Directions for this task
Output solely the number of lines containing the string "certainty".

Provided information
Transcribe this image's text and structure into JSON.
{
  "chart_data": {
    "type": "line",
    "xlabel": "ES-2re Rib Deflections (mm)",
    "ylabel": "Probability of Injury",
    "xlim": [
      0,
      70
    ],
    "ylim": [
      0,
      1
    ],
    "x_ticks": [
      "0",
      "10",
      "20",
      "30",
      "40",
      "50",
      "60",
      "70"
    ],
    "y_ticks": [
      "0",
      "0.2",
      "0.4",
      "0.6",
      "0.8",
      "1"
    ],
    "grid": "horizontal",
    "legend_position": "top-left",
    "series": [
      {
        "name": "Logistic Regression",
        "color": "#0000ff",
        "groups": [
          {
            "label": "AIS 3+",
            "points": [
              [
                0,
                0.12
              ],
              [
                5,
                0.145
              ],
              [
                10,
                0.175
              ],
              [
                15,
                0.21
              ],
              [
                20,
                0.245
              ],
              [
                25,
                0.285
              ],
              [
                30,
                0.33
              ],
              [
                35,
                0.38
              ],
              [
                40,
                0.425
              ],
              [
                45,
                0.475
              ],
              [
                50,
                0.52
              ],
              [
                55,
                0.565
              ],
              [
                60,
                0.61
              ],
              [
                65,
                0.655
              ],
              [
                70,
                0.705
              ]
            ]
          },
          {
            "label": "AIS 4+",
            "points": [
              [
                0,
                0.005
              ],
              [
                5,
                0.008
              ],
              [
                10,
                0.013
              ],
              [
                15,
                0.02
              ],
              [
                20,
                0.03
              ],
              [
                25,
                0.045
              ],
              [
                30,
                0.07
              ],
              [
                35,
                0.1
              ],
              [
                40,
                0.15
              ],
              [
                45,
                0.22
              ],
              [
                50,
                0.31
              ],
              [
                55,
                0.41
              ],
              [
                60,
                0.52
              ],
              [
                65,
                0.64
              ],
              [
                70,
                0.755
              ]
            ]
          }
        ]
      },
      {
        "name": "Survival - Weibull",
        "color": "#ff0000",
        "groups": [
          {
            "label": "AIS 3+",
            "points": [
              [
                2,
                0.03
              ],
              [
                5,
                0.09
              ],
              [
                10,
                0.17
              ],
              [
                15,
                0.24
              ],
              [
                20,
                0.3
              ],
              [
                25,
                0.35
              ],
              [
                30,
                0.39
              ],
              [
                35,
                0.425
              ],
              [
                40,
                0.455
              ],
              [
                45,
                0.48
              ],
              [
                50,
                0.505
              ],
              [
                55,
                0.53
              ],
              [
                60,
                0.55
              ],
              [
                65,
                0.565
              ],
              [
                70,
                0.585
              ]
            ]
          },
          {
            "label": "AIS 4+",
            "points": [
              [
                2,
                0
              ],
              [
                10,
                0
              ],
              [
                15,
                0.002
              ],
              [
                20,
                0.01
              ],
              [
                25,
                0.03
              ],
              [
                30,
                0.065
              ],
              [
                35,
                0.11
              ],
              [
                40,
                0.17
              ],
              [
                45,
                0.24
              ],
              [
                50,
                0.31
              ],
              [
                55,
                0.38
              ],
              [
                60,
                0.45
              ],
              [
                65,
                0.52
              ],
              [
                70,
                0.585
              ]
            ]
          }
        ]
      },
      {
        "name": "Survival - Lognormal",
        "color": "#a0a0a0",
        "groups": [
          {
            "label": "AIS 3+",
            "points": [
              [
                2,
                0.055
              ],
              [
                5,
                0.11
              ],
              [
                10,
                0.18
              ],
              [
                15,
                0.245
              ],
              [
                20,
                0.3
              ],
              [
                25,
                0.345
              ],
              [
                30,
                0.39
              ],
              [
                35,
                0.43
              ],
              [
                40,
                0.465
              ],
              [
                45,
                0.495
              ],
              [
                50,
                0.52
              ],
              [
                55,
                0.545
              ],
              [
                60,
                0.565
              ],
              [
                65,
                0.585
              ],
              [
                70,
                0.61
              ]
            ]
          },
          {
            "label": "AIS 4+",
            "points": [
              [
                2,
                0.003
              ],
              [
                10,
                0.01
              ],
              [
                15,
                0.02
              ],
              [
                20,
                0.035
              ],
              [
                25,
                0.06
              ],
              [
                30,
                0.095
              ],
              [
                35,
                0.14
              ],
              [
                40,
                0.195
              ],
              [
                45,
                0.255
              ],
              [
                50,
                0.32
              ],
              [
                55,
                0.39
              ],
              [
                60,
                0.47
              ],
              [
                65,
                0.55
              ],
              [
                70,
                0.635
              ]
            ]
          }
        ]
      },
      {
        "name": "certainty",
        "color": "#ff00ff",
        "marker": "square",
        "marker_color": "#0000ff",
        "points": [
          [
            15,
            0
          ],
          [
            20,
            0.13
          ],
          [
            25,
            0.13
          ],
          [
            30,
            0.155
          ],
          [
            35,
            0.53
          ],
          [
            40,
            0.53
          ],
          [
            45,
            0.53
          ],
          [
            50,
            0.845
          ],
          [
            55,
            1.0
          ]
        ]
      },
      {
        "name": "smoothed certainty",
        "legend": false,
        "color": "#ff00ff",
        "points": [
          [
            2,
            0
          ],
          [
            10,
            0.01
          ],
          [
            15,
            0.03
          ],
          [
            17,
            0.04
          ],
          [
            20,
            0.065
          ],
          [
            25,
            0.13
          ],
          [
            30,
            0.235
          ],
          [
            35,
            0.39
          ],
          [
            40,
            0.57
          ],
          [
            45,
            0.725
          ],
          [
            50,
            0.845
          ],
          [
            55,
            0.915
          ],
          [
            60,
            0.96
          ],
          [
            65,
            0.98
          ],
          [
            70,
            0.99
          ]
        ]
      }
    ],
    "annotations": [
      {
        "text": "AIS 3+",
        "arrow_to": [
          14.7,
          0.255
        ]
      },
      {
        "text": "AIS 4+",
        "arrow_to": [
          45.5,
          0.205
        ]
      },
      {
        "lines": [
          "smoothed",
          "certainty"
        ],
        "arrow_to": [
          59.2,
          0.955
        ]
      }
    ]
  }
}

Solution for this problem
3